DIRECTION: Render the following material again verbatim, leaving nothing out.

PROVIDED MATERIAL:
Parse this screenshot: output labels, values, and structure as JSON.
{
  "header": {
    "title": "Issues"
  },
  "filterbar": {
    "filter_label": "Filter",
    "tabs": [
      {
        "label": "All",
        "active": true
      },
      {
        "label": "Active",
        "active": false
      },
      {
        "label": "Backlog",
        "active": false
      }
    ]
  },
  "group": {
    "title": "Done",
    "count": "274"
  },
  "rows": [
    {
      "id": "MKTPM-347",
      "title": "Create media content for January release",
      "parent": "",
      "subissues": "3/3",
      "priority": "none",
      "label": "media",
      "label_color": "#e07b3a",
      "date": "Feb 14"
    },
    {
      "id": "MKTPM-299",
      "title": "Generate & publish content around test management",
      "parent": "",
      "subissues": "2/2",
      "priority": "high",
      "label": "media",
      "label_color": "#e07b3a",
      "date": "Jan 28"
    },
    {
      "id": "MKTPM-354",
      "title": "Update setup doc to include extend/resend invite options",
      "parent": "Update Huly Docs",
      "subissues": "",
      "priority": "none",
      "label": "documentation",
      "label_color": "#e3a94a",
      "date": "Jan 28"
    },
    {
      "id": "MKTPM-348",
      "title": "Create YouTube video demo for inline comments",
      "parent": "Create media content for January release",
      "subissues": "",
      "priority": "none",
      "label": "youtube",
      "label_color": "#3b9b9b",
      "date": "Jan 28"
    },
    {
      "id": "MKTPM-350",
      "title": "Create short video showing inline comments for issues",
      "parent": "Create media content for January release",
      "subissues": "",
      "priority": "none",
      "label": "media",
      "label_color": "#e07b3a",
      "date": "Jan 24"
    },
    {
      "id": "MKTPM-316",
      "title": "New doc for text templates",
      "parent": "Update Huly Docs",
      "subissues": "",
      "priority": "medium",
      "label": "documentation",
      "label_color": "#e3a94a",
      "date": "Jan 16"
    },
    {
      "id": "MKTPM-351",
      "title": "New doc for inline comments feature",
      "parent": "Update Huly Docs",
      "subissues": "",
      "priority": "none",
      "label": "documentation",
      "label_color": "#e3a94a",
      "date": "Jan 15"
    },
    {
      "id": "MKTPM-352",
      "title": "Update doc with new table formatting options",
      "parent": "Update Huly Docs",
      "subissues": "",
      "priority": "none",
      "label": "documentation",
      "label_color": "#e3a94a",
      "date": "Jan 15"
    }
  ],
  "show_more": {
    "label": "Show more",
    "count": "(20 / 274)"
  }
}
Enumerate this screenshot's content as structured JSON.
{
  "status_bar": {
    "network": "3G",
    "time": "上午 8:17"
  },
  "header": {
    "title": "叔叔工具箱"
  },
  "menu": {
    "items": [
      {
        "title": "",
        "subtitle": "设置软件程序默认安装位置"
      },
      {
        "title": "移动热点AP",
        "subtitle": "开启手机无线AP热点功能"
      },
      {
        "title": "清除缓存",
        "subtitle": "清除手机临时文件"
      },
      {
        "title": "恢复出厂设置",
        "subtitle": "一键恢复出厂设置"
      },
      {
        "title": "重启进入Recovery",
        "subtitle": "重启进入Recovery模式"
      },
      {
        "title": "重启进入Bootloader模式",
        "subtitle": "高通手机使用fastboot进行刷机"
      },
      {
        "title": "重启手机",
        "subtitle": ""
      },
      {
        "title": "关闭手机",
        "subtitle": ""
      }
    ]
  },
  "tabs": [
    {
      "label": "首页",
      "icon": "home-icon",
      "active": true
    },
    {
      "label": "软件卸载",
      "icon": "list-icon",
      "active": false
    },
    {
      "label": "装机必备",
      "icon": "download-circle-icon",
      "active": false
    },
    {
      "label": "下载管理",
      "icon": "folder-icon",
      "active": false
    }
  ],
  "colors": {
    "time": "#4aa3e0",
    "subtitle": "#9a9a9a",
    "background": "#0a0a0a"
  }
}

RESPONSE TO THIS TASK:
Parse this screenshot: output labels, values, and structure as JSON.
{
  "header": {
    "title": "Issues"
  },
  "filterbar": {
    "filter_label": "Filter",
    "tabs": [
      {
        "label": "All",
        "active": true
      },
      {
        "label": "Active",
        "active": false
      },
      {
        "label": "Backlog",
        "active": false
      }
    ]
  },
  "group": {
    "title": "Done",
    "count": "274"
  },
  "rows": [
    {
      "id": "MKTPM-347",
      "title": "Create media content for January release",
      "parent": "",
      "subissues": "3/3",
      "priority": "none",
      "label": "media",
      "label_color": "#e07b3a",
      "date": "Feb 14"
    },
    {
      "id": "MKTPM-299",
      "title": "Generate & publish content around test management",
      "parent": "",
      "subissues": "2/2",
      "priority": "high",
      "label": "media",
      "label_color": "#e07b3a",
      "date": "Jan 28"
    },
    {
      "id": "MKTPM-354",
      "title": "Update setup doc to include extend/resend invite options",
      "parent": "Update Huly Docs",
      "subissues": "",
      "priority": "none",
      "label": "documentation",
      "label_color": "#e3a94a",
      "date": "Jan 28"
    },
    {
      "id": "MKTPM-348",
      "title": "Create YouTube video demo for inline comments",
      "parent": "Create media content for January release",
      "subissues": "",
      "priority": "none",
      "label": "youtube",
      "label_color": "#3b9b9b",
      "date": "Jan 28"
    },
    {
      "id": "MKTPM-350",
      "title": "Create short video showing inline comments for issues",
      "parent": "Create media content for January release",
      "subissues": "",
      "priority": "none",
      "label": "media",
      "label_color": "#e07b3a",
      "date": "Jan 24"
    },
    {
      "id": "MKTPM-316",
      "title": "New doc for text templates",
      "parent": "Update Huly Docs",
      "subissues": "",
      "priority": "medium",
      "label": "documentation",
      "label_color": "#e3a94a",
      "date": "Jan 16"
    },
    {
      "id": "MKTPM-351",
      "title": "New doc for inline comments feature",
      "parent": "Update Huly Docs",
      "subissues": "",
      "priority": "none",
      "label": "documentation",
      "label_color": "#e3a94a",
      "date": "Jan 15"
    },
    {
      "id": "MKTPM-352",
      "title": "Update doc with new table formatting options",
      "parent": "Update Huly Docs",
      "subissues": "",
      "priority": "none",
      "label": "documentation",
      "label_color": "#e3a94a",
      "date": "Jan 15"
    }
  ],
  "show_more": {
    "label": "Show more",
    "count": "(20 / 274)"
  }
}
Enumerate this screenshot's content as structured JSON.
{
  "status_bar": {
    "network": "3G",
    "time": "上午 8:17"
  },
  "header": {
    "title": "叔叔工具箱"
  },
  "menu": {
    "items": [
      {
        "title": "",
        "subtitle": "设置软件程序默认安装位置"
      },
      {
        "title": "移动热点AP",
        "subtitle": "开启手机无线AP热点功能"
      },
      {
        "title": "清除缓存",
        "subtitle": "清除手机临时文件"
      },
      {
        "title": "恢复出厂设置",
        "subtitle": "一键恢复出厂设置"
      },
      {
        "title": "重启进入Recovery",
        "subtitle": "重启进入Recovery模式"
      },
      {
        "title": "重启进入Bootloader模式",
        "subtitle": "高通手机使用fastboot进行刷机"
      },
      {
        "title": "重启手机",
        "subtitle": ""
      },
      {
        "title": "关闭手机",
        "subtitle": ""
      }
    ]
  },
  "tabs": [
    {
      "label": "首页",
      "icon": "home-icon",
      "active": true
    },
    {
      "label": "软件卸载",
      "icon": "list-icon",
      "active": false
    },
    {
      "label": "装机必备",
      "icon": "download-circle-icon",
      "active": false
    },
    {
      "label": "下载管理",
      "icon": "folder-icon",
      "active": false
    }
  ],
  "colors": {
    "time": "#4aa3e0",
    "subtitle": "#9a9a9a",
    "background": "#0a0a0a"
  }
}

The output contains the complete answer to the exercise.